Input data =>
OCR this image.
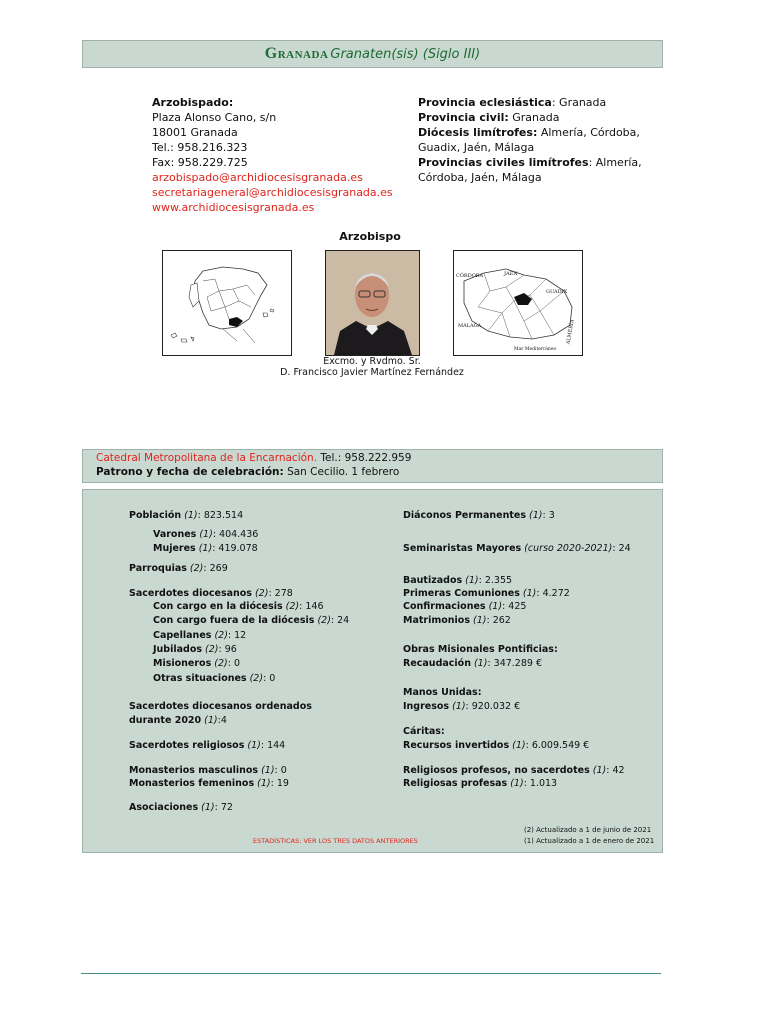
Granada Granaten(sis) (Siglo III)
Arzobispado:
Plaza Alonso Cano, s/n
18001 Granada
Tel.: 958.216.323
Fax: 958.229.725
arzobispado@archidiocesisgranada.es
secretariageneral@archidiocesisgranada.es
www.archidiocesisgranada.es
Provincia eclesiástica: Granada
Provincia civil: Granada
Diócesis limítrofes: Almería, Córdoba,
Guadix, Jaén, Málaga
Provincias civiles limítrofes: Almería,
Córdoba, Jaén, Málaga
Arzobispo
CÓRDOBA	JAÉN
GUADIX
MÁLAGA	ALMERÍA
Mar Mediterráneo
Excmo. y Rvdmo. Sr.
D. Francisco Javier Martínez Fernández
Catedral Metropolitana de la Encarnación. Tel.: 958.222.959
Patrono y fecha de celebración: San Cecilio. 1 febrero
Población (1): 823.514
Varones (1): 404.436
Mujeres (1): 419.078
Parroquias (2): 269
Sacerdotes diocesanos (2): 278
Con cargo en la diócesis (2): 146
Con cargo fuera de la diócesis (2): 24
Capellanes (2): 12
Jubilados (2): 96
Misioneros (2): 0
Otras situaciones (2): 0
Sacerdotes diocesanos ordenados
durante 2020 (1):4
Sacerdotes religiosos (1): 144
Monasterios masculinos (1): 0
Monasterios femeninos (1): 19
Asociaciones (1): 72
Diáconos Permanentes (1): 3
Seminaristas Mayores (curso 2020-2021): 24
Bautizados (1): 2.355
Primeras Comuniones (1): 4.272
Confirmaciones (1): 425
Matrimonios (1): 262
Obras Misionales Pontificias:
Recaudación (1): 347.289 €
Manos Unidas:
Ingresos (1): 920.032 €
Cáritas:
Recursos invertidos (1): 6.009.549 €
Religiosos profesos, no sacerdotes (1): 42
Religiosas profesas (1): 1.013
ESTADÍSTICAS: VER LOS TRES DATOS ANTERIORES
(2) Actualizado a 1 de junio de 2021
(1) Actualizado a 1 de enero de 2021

Instructions for the task => Every entry above is to be set down exactly; the pictures are to be left out.

Solution for this problem =>
OCR this image.
Granada Granaten(sis) (Siglo III)
Arzobispado:
Plaza Alonso Cano, s/n
18001 Granada
Tel.: 958.216.323
Fax: 958.229.725
arzobispado@archidiocesisgranada.es
secretariageneral@archidiocesisgranada.es
www.archidiocesisgranada.es
Provincia eclesiástica: Granada
Provincia civil: Granada
Diócesis limítrofes: Almería, Córdoba,
Guadix, Jaén, Málaga
Provincias civiles limítrofes: Almería,
Córdoba, Jaén, Málaga
Arzobispo
CÓRDOBA	JAÉN
GUADIX
MÁLAGA	ALMERÍA
Mar Mediterráneo
Excmo. y Rvdmo. Sr.
D. Francisco Javier Martínez Fernández
Catedral Metropolitana de la Encarnación. Tel.: 958.222.959
Patrono y fecha de celebración: San Cecilio. 1 febrero
Población (1): 823.514
Varones (1): 404.436
Mujeres (1): 419.078
Parroquias (2): 269
Sacerdotes diocesanos (2): 278
Con cargo en la diócesis (2): 146
Con cargo fuera de la diócesis (2): 24
Capellanes (2): 12
Jubilados (2): 96
Misioneros (2): 0
Otras situaciones (2): 0
Sacerdotes diocesanos ordenados
durante 2020 (1):4
Sacerdotes religiosos (1): 144
Monasterios masculinos (1): 0
Monasterios femeninos (1): 19
Asociaciones (1): 72
Diáconos Permanentes (1): 3
Seminaristas Mayores (curso 2020-2021): 24
Bautizados (1): 2.355
Primeras Comuniones (1): 4.272
Confirmaciones (1): 425
Matrimonios (1): 262
Obras Misionales Pontificias:
Recaudación (1): 347.289 €
Manos Unidas:
Ingresos (1): 920.032 €
Cáritas:
Recursos invertidos (1): 6.009.549 €
Religiosos profesos, no sacerdotes (1): 42
Religiosas profesas (1): 1.013
ESTADÍSTICAS: VER LOS TRES DATOS ANTERIORES
(2) Actualizado a 1 de junio de 2021
(1) Actualizado a 1 de enero de 2021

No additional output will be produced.